Work out how many lines hold the string "Fresh". The answer is a single number, nothing more.

### Data rows

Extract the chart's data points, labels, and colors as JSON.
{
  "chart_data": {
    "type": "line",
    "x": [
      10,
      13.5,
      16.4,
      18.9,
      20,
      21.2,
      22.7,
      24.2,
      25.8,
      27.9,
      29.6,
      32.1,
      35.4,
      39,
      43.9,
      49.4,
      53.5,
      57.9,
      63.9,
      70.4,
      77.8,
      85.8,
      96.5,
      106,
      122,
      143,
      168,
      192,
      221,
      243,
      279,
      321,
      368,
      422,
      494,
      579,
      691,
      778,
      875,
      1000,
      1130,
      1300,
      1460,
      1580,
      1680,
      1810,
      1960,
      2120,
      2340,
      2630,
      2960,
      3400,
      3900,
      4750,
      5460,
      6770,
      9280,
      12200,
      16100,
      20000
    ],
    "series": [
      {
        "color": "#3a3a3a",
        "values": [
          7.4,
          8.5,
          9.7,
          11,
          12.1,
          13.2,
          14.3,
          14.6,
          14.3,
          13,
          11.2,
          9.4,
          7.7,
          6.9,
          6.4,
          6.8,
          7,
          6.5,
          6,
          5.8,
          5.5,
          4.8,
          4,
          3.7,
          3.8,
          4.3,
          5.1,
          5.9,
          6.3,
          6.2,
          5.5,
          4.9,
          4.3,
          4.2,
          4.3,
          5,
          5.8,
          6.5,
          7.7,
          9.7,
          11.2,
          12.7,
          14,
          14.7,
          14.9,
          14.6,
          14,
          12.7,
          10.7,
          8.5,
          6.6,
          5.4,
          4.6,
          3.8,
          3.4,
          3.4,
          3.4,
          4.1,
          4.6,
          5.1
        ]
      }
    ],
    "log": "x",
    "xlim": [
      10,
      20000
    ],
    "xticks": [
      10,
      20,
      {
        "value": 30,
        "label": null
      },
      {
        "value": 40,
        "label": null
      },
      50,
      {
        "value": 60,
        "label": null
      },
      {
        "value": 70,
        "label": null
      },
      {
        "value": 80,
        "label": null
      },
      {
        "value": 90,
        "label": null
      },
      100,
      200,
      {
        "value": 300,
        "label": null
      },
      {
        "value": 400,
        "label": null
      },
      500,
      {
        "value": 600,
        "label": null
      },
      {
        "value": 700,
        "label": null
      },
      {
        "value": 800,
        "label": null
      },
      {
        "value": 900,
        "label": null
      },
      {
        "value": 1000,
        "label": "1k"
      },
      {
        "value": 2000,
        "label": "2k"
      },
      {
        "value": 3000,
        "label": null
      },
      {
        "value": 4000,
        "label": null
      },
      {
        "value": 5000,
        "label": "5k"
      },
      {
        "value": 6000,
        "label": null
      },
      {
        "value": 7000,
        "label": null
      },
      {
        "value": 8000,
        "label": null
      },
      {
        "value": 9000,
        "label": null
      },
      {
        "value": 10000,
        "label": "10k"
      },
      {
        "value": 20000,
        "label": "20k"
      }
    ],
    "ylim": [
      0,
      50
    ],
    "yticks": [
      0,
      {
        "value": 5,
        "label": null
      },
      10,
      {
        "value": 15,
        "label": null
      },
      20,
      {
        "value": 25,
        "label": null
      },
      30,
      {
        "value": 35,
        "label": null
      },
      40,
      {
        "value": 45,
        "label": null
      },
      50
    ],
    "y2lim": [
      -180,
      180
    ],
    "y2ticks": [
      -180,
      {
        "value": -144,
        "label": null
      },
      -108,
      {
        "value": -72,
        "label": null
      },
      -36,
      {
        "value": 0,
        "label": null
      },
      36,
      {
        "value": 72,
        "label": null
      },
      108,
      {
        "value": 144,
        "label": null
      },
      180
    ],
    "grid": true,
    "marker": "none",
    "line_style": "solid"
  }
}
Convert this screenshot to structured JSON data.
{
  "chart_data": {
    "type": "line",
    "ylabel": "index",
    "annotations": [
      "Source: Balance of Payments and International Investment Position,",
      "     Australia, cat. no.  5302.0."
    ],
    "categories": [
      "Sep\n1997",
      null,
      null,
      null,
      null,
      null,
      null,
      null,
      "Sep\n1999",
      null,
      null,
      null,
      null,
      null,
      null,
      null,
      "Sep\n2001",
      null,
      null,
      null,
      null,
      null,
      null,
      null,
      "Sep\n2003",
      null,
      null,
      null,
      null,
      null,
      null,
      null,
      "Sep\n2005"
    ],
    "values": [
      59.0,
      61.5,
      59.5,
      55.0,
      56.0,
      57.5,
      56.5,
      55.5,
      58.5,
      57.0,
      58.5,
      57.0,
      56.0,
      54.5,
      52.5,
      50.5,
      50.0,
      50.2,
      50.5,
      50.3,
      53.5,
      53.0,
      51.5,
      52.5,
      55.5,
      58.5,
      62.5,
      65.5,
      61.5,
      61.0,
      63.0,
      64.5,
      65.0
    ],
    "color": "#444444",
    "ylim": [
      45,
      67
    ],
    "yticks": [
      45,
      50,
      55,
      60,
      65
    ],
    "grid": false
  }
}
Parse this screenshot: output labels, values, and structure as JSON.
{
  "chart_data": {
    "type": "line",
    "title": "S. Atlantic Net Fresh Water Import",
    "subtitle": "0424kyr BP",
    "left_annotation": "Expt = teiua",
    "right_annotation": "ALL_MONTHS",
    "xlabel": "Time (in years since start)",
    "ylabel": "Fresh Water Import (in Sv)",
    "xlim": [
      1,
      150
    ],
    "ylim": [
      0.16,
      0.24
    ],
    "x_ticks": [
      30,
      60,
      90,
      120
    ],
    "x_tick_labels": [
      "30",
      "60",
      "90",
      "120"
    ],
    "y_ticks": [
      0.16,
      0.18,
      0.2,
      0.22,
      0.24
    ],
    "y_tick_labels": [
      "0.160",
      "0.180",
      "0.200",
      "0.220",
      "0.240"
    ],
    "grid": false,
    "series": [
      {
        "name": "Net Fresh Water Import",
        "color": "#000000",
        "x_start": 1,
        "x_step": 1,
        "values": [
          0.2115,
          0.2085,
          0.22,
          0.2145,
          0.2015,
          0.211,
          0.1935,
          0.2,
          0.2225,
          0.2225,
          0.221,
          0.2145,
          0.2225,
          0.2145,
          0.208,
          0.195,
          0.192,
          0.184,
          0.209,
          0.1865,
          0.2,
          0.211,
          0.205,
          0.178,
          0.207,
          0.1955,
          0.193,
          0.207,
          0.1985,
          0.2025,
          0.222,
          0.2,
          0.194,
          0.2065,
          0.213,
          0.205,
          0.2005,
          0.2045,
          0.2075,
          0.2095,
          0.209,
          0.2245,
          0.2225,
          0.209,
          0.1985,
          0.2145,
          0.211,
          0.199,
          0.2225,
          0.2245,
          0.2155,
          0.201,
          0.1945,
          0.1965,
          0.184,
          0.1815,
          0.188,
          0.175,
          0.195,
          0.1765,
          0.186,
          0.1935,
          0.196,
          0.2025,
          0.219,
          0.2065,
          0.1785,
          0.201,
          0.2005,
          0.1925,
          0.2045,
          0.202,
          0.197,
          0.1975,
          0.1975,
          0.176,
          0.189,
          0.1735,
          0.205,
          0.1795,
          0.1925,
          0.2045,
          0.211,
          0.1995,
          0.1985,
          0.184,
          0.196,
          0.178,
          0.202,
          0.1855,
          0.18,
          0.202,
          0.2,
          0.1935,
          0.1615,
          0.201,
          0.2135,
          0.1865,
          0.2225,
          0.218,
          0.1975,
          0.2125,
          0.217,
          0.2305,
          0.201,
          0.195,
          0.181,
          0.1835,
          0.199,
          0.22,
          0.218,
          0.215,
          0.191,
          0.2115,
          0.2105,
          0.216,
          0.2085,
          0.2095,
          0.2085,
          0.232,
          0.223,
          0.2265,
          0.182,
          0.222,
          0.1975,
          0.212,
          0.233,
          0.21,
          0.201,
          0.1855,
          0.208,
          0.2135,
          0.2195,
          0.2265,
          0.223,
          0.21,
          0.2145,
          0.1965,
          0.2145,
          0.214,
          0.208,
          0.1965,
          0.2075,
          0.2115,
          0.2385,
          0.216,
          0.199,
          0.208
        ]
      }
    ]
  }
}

######

Answer to the task:
3